### SUPPLIED DATA
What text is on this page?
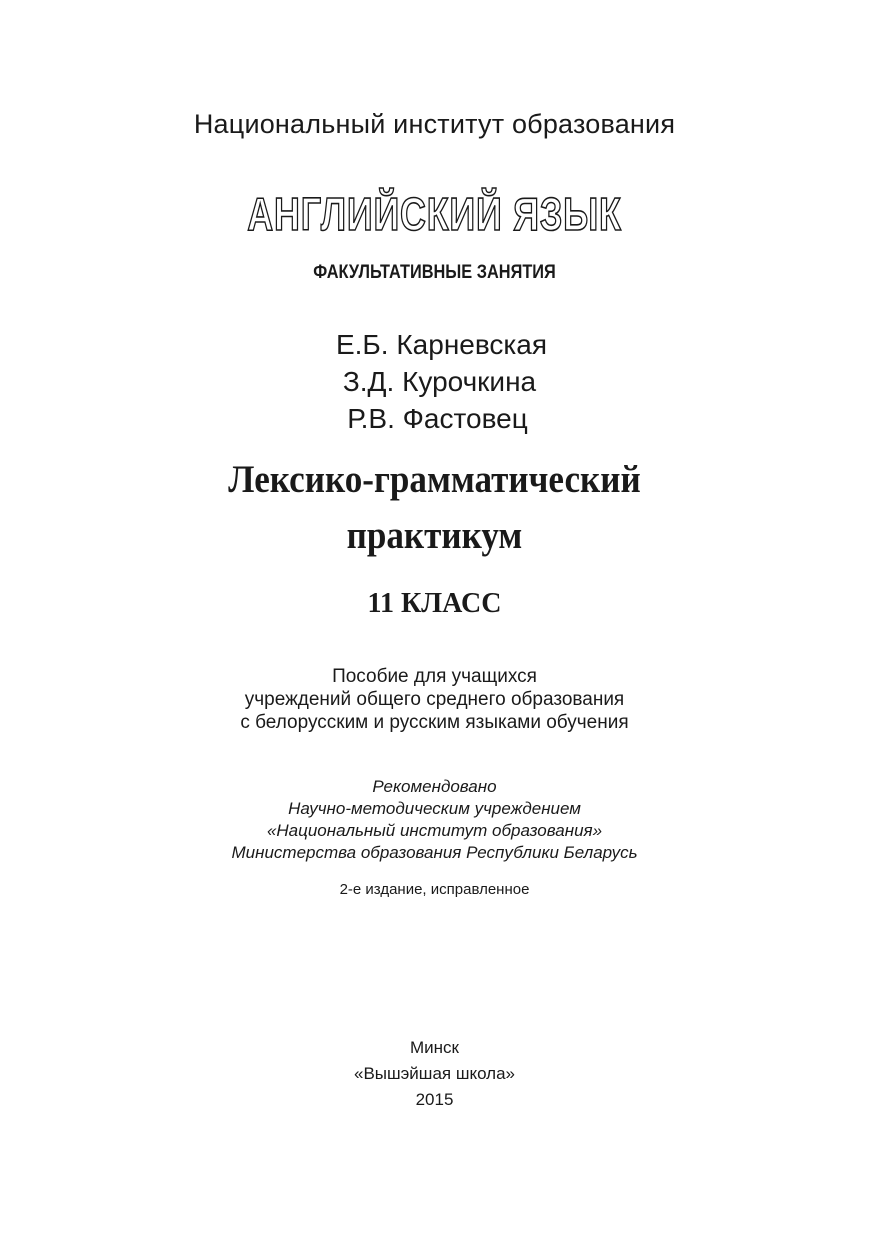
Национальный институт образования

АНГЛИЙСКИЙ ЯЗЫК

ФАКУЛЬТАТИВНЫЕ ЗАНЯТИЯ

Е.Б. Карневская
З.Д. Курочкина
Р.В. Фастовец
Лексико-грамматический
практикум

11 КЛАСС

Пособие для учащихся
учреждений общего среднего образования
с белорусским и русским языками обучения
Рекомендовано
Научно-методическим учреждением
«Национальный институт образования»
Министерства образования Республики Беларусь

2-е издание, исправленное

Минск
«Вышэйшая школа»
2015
--
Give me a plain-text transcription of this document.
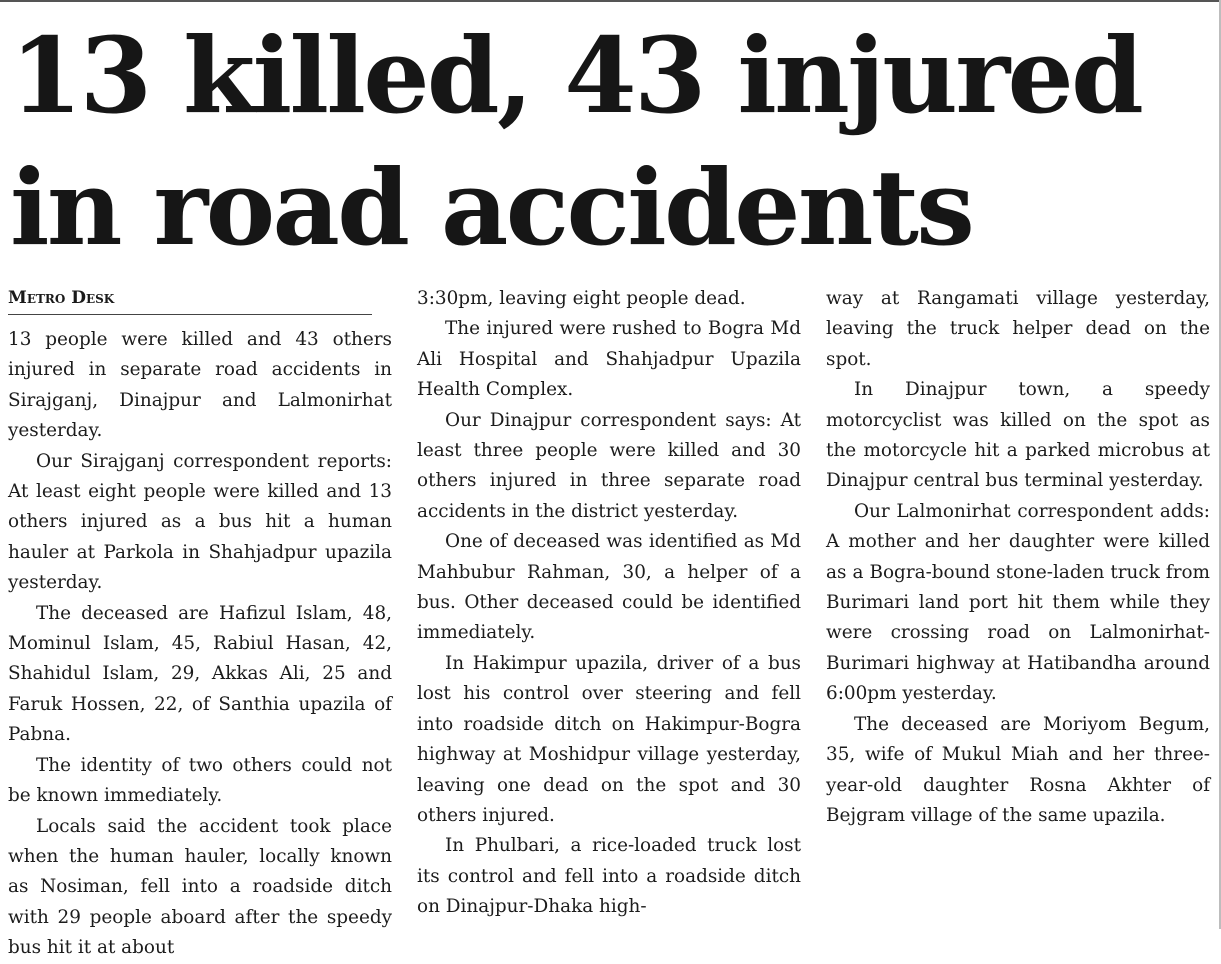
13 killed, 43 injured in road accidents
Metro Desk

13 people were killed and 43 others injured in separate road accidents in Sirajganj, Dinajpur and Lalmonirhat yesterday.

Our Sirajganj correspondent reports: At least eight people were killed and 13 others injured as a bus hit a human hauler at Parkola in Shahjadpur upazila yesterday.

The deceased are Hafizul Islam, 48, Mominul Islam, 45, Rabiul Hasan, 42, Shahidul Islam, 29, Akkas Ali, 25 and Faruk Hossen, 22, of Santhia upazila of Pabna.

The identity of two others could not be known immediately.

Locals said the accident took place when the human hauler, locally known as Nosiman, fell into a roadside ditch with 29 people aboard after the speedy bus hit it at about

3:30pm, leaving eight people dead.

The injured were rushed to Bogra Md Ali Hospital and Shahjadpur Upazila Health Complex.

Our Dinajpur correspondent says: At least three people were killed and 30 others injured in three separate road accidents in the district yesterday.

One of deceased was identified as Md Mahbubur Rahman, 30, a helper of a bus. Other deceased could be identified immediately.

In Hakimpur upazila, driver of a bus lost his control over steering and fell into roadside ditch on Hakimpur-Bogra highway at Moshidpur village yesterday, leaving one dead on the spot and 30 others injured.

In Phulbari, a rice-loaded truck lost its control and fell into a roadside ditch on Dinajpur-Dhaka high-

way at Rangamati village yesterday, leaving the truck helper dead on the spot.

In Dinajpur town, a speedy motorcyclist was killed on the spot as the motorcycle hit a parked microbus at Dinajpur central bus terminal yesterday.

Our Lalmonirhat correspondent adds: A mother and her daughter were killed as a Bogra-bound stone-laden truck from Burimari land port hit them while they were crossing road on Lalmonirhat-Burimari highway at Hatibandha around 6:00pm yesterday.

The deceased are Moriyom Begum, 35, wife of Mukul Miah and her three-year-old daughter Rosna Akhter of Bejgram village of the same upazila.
==
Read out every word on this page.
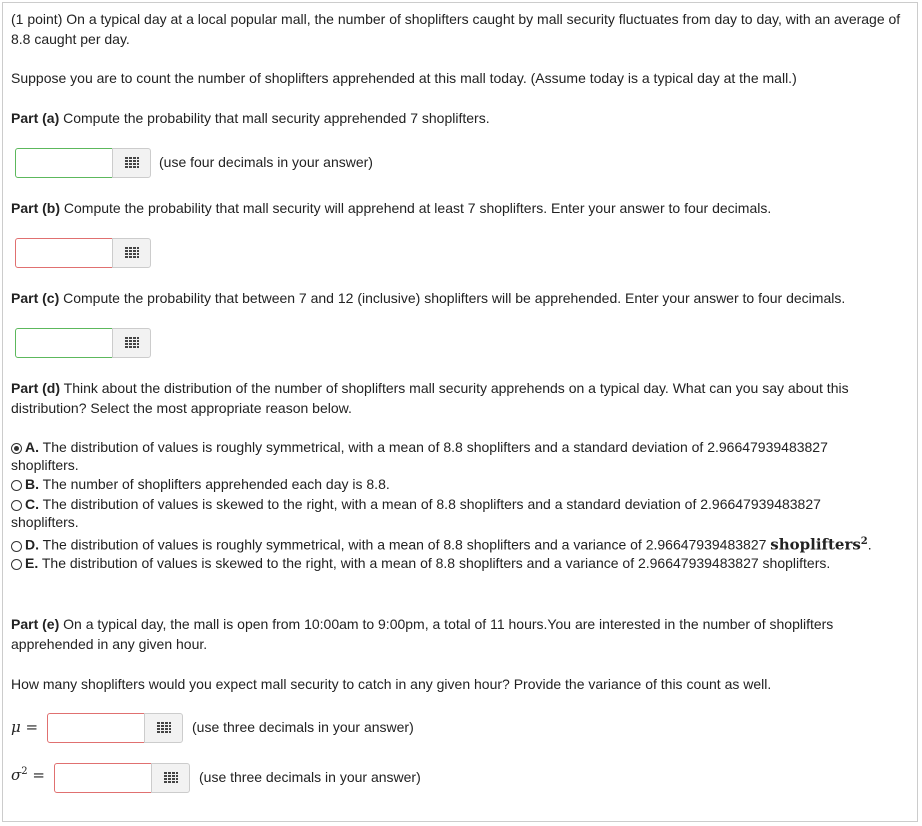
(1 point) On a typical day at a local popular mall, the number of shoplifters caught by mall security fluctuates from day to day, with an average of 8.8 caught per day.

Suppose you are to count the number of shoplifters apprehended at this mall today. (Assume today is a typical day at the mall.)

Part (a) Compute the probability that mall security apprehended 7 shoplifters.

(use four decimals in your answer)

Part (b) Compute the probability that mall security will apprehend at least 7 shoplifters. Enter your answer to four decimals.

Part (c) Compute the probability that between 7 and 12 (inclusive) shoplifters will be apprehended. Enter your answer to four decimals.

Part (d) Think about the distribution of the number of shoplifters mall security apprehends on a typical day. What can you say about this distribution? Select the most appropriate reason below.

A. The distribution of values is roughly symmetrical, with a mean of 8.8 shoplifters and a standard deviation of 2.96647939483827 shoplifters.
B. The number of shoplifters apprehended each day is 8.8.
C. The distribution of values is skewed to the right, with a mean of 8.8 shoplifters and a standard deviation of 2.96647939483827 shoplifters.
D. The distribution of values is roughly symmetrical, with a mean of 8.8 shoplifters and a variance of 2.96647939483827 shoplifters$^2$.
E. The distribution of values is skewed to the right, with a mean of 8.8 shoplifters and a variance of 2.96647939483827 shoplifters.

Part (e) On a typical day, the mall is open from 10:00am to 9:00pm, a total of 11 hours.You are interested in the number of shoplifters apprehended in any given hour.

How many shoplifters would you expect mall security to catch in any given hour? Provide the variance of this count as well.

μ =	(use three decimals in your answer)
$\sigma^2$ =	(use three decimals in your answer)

### AIM
Pull every line containing "page" out of the data above.

### TASK OUTPUT
What text is on this page?
Read out every word on this page.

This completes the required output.